━━━━━ Supplied records

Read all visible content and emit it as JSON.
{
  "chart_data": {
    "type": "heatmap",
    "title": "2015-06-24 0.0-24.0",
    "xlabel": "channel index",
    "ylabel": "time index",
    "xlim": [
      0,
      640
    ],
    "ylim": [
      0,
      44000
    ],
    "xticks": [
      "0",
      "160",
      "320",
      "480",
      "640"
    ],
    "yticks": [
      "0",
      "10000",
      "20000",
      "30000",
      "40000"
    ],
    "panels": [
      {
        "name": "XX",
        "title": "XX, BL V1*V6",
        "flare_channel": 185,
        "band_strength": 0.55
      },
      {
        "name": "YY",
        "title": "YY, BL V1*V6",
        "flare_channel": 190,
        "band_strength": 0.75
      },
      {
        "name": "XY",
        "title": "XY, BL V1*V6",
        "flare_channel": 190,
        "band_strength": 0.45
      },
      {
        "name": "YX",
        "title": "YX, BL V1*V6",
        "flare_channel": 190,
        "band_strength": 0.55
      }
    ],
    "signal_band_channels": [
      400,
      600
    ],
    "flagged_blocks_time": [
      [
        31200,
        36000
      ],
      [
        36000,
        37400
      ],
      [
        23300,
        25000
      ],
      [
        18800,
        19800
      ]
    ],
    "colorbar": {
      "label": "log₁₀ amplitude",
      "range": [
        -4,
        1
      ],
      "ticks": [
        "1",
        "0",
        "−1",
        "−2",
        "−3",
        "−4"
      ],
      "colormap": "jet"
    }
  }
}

━━━━━━━━━━
━━━━━ Supplied records

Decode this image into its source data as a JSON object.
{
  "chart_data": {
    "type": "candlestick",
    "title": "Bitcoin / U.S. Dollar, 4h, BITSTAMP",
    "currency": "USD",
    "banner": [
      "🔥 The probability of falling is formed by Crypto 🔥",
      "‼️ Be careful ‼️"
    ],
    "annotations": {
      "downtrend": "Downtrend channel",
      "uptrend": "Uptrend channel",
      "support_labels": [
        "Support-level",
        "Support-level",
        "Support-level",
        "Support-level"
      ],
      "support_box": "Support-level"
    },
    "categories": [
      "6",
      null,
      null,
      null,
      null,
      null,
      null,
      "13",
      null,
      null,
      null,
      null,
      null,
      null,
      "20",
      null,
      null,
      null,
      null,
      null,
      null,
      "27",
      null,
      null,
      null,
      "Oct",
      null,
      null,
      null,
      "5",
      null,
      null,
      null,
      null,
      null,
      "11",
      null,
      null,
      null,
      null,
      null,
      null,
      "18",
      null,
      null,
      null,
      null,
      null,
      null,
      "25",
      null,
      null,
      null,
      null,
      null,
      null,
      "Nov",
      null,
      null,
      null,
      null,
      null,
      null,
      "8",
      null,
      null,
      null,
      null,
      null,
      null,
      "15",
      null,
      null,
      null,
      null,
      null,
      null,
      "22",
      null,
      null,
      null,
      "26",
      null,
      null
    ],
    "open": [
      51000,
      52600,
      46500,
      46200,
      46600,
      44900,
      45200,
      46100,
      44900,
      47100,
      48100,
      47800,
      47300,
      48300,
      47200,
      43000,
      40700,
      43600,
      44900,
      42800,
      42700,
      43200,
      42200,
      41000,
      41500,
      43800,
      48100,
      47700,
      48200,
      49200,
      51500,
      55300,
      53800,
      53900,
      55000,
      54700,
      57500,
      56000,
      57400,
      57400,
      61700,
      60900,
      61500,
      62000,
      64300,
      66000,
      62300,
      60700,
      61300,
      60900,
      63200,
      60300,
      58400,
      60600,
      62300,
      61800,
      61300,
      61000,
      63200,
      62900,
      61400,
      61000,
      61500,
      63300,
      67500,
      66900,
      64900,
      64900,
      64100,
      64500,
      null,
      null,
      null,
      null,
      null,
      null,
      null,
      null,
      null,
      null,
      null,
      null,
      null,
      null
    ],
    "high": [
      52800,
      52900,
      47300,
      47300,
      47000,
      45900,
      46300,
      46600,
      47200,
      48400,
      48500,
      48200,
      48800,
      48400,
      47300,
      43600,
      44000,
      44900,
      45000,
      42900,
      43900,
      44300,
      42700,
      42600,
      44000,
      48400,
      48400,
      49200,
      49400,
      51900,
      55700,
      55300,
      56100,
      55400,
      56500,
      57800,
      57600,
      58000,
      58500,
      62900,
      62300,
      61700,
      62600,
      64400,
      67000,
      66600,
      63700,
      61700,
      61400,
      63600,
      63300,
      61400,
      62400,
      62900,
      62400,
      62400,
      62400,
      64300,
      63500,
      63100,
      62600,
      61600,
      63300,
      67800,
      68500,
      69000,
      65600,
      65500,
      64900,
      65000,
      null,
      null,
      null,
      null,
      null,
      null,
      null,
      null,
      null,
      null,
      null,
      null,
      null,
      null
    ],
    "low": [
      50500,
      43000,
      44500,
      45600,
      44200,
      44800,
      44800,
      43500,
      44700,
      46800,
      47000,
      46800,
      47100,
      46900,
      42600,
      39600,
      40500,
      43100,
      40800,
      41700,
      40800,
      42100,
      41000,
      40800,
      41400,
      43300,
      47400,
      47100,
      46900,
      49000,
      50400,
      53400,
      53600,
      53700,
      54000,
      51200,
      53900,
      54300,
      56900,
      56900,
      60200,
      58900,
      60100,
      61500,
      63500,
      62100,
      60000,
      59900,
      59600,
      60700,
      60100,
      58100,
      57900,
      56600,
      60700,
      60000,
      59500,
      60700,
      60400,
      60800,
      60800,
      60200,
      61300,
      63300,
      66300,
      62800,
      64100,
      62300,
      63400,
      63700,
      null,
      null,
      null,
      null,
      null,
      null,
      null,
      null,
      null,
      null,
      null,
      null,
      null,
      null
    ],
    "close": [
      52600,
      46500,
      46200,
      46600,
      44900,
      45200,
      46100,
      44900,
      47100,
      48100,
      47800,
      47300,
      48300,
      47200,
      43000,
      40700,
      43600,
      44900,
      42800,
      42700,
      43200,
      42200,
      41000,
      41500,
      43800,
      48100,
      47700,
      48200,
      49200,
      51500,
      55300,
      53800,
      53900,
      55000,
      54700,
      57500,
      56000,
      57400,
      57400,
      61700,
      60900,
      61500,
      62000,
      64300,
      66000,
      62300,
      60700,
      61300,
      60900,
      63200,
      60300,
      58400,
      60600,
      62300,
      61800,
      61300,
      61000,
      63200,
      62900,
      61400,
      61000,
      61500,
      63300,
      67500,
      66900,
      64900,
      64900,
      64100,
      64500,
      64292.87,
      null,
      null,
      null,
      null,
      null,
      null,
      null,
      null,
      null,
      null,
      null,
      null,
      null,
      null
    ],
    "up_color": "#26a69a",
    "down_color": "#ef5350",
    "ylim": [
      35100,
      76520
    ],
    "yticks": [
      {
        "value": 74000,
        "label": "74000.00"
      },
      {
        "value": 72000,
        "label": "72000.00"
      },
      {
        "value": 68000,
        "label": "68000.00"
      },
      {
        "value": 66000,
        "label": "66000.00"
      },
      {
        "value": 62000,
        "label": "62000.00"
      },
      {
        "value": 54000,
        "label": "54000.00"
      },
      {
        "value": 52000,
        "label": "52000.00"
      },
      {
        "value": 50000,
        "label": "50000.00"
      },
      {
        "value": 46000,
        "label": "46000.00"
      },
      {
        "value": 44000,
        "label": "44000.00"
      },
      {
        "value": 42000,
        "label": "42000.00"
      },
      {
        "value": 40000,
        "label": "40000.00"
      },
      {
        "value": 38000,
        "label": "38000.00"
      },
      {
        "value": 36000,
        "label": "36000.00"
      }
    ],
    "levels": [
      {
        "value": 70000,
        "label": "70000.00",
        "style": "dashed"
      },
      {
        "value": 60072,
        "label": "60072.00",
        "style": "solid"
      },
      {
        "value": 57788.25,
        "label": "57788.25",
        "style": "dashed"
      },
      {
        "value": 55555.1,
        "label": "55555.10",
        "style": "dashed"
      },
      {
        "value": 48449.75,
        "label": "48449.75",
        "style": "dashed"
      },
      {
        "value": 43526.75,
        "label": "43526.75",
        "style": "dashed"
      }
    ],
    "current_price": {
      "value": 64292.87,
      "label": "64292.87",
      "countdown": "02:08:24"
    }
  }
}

━━━━━━━━━━
━━━━━ Supplied records

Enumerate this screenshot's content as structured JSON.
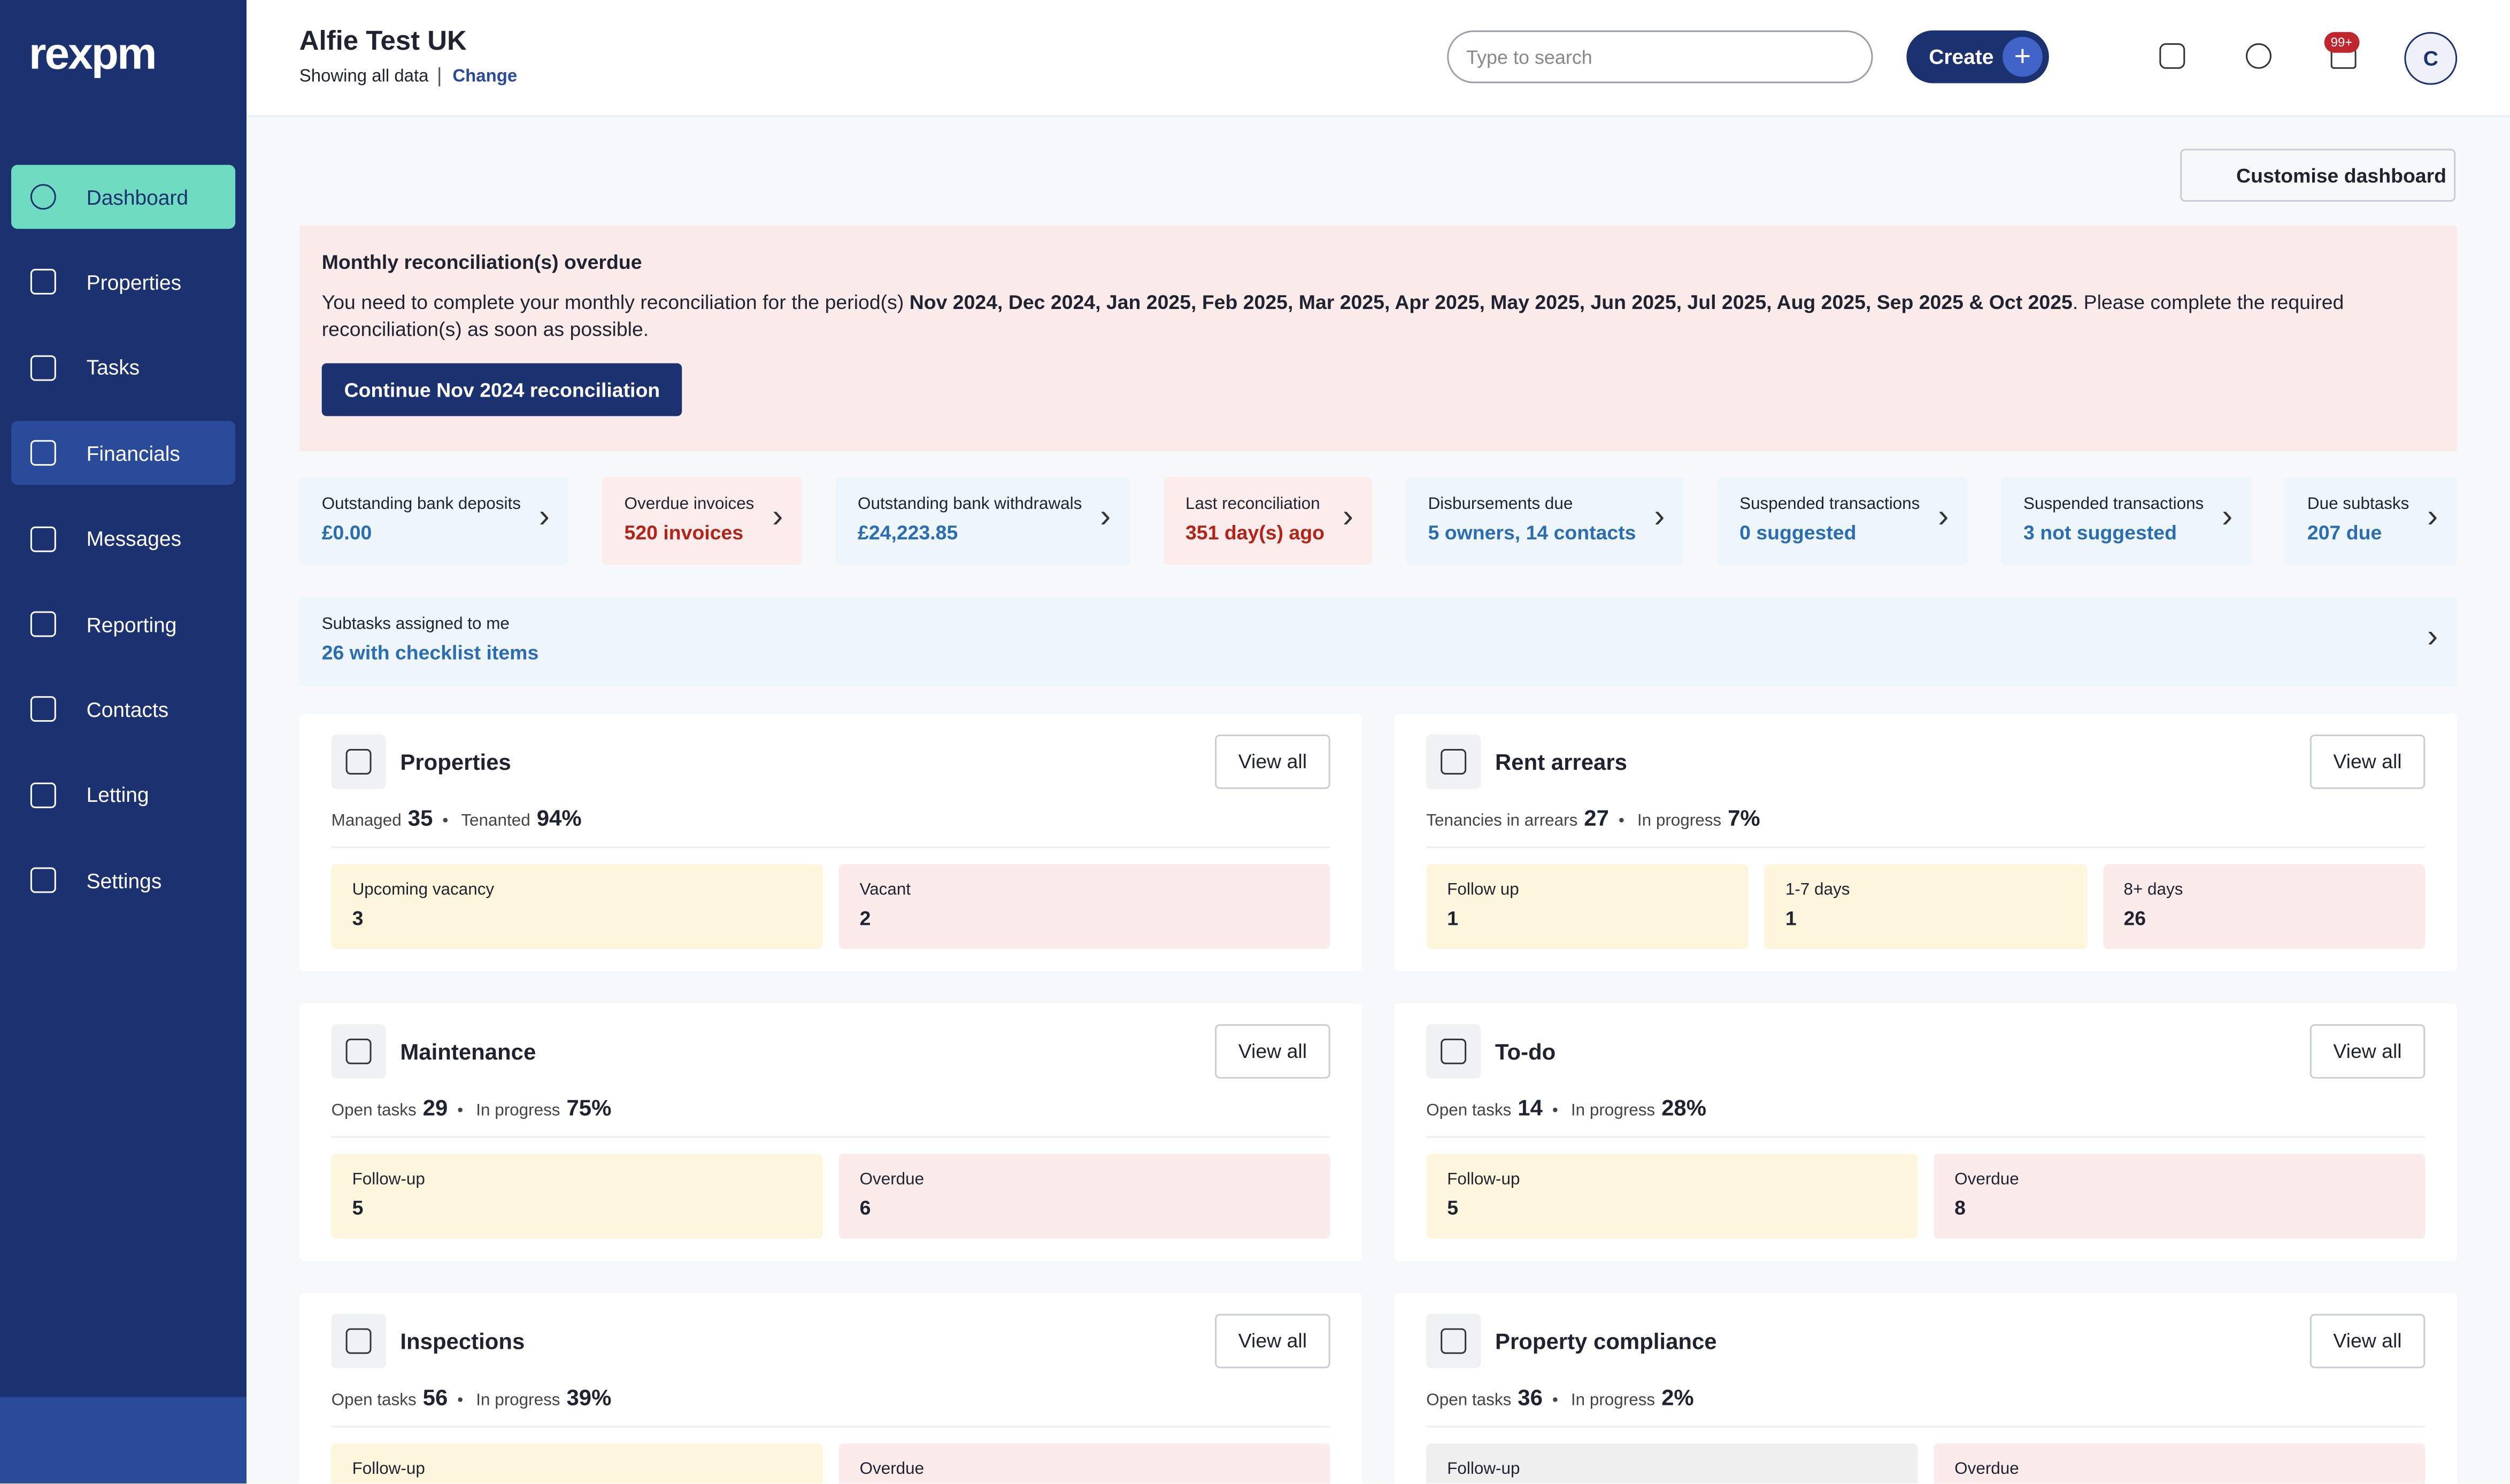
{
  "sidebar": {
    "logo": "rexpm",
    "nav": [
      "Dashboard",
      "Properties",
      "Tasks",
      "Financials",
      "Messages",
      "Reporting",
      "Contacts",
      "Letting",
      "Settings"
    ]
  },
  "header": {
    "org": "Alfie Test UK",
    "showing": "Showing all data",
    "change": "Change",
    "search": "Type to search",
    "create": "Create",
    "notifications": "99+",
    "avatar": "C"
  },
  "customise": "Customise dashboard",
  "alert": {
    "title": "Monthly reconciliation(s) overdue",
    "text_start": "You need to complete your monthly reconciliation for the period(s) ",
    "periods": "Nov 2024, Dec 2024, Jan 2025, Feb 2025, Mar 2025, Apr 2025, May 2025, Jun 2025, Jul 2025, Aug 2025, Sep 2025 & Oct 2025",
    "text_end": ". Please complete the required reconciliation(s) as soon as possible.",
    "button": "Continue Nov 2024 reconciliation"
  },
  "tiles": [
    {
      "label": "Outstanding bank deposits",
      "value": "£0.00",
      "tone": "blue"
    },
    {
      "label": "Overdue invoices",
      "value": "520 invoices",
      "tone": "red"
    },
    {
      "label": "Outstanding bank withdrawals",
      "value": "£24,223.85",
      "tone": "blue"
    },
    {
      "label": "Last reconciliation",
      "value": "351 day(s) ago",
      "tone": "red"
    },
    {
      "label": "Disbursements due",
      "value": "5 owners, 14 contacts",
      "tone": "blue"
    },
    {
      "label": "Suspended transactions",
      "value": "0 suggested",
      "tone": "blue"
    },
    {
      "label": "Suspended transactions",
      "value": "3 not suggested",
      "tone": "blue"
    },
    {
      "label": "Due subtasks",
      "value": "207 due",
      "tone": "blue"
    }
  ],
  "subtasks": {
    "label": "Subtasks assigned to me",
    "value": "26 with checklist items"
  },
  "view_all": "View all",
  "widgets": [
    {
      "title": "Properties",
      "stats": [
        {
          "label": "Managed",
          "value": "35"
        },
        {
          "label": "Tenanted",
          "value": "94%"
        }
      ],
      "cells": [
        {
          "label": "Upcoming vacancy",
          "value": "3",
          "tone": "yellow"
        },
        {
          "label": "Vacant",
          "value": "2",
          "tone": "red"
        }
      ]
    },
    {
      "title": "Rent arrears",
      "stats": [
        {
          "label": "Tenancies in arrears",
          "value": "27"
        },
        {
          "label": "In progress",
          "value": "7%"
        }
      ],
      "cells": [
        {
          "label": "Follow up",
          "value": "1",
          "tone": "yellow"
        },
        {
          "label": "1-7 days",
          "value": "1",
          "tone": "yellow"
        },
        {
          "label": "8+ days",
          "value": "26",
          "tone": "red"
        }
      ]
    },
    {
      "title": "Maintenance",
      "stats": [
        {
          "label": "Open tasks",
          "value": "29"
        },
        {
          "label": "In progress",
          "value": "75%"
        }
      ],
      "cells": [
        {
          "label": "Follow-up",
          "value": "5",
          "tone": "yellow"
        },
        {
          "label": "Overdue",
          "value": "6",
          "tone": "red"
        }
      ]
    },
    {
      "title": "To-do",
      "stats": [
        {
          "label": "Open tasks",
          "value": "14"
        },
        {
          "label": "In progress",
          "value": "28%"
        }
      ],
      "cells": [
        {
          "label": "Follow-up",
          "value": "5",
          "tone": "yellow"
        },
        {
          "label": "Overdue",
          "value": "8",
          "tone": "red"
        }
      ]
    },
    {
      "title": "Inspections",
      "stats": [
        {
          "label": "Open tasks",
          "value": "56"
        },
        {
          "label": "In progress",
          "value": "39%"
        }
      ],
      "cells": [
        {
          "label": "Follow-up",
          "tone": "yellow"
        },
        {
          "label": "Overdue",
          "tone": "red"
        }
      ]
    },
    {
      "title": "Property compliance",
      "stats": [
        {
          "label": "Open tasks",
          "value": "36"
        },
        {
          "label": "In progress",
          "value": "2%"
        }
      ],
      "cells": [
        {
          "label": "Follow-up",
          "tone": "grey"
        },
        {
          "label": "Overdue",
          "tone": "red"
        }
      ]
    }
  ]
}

━━━━━━━━━━

» **Exercise prompt**
From the data, collect all lines where the string "suggested" appears.

» **The solution**
      "value": "0 suggested",
      "value": "3 not suggested",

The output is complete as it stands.